[Stored items from a collection]
>> BEGIN
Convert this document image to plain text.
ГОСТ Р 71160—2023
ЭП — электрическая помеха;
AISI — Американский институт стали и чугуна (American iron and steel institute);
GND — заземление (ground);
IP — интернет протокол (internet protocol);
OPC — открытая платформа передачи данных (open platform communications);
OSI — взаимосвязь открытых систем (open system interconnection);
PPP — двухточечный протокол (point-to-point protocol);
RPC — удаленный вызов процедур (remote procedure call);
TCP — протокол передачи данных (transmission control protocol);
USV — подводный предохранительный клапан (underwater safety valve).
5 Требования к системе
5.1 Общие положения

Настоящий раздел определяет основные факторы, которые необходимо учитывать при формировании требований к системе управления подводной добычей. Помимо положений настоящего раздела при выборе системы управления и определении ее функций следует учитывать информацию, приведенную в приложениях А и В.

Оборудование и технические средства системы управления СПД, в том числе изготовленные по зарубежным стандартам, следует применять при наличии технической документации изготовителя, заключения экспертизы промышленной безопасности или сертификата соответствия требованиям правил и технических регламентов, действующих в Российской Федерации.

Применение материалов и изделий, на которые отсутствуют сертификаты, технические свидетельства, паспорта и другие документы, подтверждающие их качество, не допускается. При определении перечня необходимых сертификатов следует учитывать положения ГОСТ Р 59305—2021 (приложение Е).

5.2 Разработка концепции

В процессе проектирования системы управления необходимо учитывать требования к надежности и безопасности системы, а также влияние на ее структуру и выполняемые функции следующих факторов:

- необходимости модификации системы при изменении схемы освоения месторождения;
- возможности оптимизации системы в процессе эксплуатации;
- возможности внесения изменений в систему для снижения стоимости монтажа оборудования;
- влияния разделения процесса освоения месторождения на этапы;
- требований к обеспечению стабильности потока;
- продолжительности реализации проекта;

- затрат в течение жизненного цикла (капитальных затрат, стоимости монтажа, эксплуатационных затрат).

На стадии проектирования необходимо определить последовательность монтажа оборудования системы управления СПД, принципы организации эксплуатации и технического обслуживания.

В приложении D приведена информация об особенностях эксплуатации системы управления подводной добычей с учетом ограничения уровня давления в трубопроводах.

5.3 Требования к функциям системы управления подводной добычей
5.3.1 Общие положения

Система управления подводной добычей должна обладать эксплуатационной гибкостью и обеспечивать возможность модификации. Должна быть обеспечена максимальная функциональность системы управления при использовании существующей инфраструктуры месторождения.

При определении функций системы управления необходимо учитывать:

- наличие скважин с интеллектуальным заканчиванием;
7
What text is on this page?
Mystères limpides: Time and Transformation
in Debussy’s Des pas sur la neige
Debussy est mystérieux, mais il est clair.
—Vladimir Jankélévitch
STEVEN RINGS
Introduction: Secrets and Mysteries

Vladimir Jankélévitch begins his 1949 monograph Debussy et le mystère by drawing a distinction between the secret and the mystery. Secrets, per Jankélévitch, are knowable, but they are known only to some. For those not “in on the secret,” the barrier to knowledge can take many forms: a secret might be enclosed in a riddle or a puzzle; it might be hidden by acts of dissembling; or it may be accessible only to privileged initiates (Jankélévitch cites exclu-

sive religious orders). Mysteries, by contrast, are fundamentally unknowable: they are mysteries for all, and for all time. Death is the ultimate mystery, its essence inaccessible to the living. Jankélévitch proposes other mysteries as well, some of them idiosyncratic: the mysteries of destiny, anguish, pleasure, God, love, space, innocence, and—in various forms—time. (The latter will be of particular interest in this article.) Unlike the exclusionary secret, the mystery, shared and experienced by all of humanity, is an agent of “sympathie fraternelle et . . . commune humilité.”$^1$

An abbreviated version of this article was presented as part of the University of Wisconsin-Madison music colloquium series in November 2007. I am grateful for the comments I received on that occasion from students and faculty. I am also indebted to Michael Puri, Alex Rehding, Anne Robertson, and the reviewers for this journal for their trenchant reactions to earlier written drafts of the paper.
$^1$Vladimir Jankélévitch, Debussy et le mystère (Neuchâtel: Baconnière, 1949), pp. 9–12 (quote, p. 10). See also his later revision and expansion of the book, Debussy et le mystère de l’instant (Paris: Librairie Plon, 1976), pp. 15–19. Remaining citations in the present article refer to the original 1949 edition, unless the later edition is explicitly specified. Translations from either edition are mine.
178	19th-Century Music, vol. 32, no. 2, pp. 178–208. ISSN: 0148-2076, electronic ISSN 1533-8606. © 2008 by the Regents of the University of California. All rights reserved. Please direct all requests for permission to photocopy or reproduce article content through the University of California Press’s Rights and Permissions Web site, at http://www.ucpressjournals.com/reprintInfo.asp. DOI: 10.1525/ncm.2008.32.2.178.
>> END
Work instructions: All entries must be repeated verbatim.

Solution for this problem:
Convert this document image to plain text.
ГОСТ Р 71160—2023
ЭП — электрическая помеха;
AISI — Американский институт стали и чугуна (American iron and steel institute);
GND — заземление (ground);
IP — интернет протокол (internet protocol);
OPC — открытая платформа передачи данных (open platform communications);
OSI — взаимосвязь открытых систем (open system interconnection);
PPP — двухточечный протокол (point-to-point protocol);
RPC — удаленный вызов процедур (remote procedure call);
TCP — протокол передачи данных (transmission control protocol);
USV — подводный предохранительный клапан (underwater safety valve).
5 Требования к системе
5.1 Общие положения

Настоящий раздел определяет основные факторы, которые необходимо учитывать при формировании требований к системе управления подводной добычей. Помимо положений настоящего раздела при выборе системы управления и определении ее функций следует учитывать информацию, приведенную в приложениях А и В.

Оборудование и технические средства системы управления СПД, в том числе изготовленные по зарубежным стандартам, следует применять при наличии технической документации изготовителя, заключения экспертизы промышленной безопасности или сертификата соответствия требованиям правил и технических регламентов, действующих в Российской Федерации.

Применение материалов и изделий, на которые отсутствуют сертификаты, технические свидетельства, паспорта и другие документы, подтверждающие их качество, не допускается. При определении перечня необходимых сертификатов следует учитывать положения ГОСТ Р 59305—2021 (приложение Е).

5.2 Разработка концепции

В процессе проектирования системы управления необходимо учитывать требования к надежности и безопасности системы, а также влияние на ее структуру и выполняемые функции следующих факторов:

- необходимости модификации системы при изменении схемы освоения месторождения;
- возможности оптимизации системы в процессе эксплуатации;
- возможности внесения изменений в систему для снижения стоимости монтажа оборудования;
- влияния разделения процесса освоения месторождения на этапы;
- требований к обеспечению стабильности потока;
- продолжительности реализации проекта;

- затрат в течение жизненного цикла (капитальных затрат, стоимости монтажа, эксплуатационных затрат).

На стадии проектирования необходимо определить последовательность монтажа оборудования системы управления СПД, принципы организации эксплуатации и технического обслуживания.

В приложении D приведена информация об особенностях эксплуатации системы управления подводной добычей с учетом ограничения уровня давления в трубопроводах.

5.3 Требования к функциям системы управления подводной добычей
5.3.1 Общие положения

Система управления подводной добычей должна обладать эксплуатационной гибкостью и обеспечивать возможность модификации. Должна быть обеспечена максимальная функциональность системы управления при использовании существующей инфраструктуры месторождения.

При определении функций системы управления необходимо учитывать:

- наличие скважин с интеллектуальным заканчиванием;
7
What text is on this page?
Mystères limpides: Time and Transformation
in Debussy’s Des pas sur la neige
Debussy est mystérieux, mais il est clair.
—Vladimir Jankélévitch
STEVEN RINGS
Introduction: Secrets and Mysteries

Vladimir Jankélévitch begins his 1949 monograph Debussy et le mystère by drawing a distinction between the secret and the mystery. Secrets, per Jankélévitch, are knowable, but they are known only to some. For those not “in on the secret,” the barrier to knowledge can take many forms: a secret might be enclosed in a riddle or a puzzle; it might be hidden by acts of dissembling; or it may be accessible only to privileged initiates (Jankélévitch cites exclu-

sive religious orders). Mysteries, by contrast, are fundamentally unknowable: they are mysteries for all, and for all time. Death is the ultimate mystery, its essence inaccessible to the living. Jankélévitch proposes other mysteries as well, some of them idiosyncratic: the mysteries of destiny, anguish, pleasure, God, love, space, innocence, and—in various forms—time. (The latter will be of particular interest in this article.) Unlike the exclusionary secret, the mystery, shared and experienced by all of humanity, is an agent of “sympathie fraternelle et . . . commune humilité.”$^1$

An abbreviated version of this article was presented as part of the University of Wisconsin-Madison music colloquium series in November 2007. I am grateful for the comments I received on that occasion from students and faculty. I am also indebted to Michael Puri, Alex Rehding, Anne Robertson, and the reviewers for this journal for their trenchant reactions to earlier written drafts of the paper.
$^1$Vladimir Jankélévitch, Debussy et le mystère (Neuchâtel: Baconnière, 1949), pp. 9–12 (quote, p. 10). See also his later revision and expansion of the book, Debussy et le mystère de l’instant (Paris: Librairie Plon, 1976), pp. 15–19. Remaining citations in the present article refer to the original 1949 edition, unless the later edition is explicitly specified. Translations from either edition are mine.
178	19th-Century Music, vol. 32, no. 2, pp. 178–208. ISSN: 0148-2076, electronic ISSN 1533-8606. © 2008 by the Regents of the University of California. All rights reserved. Please direct all requests for permission to photocopy or reproduce article content through the University of California Press’s Rights and Permissions Web site, at http://www.ucpressjournals.com/reprintInfo.asp. DOI: 10.1525/ncm.2008.32.2.178.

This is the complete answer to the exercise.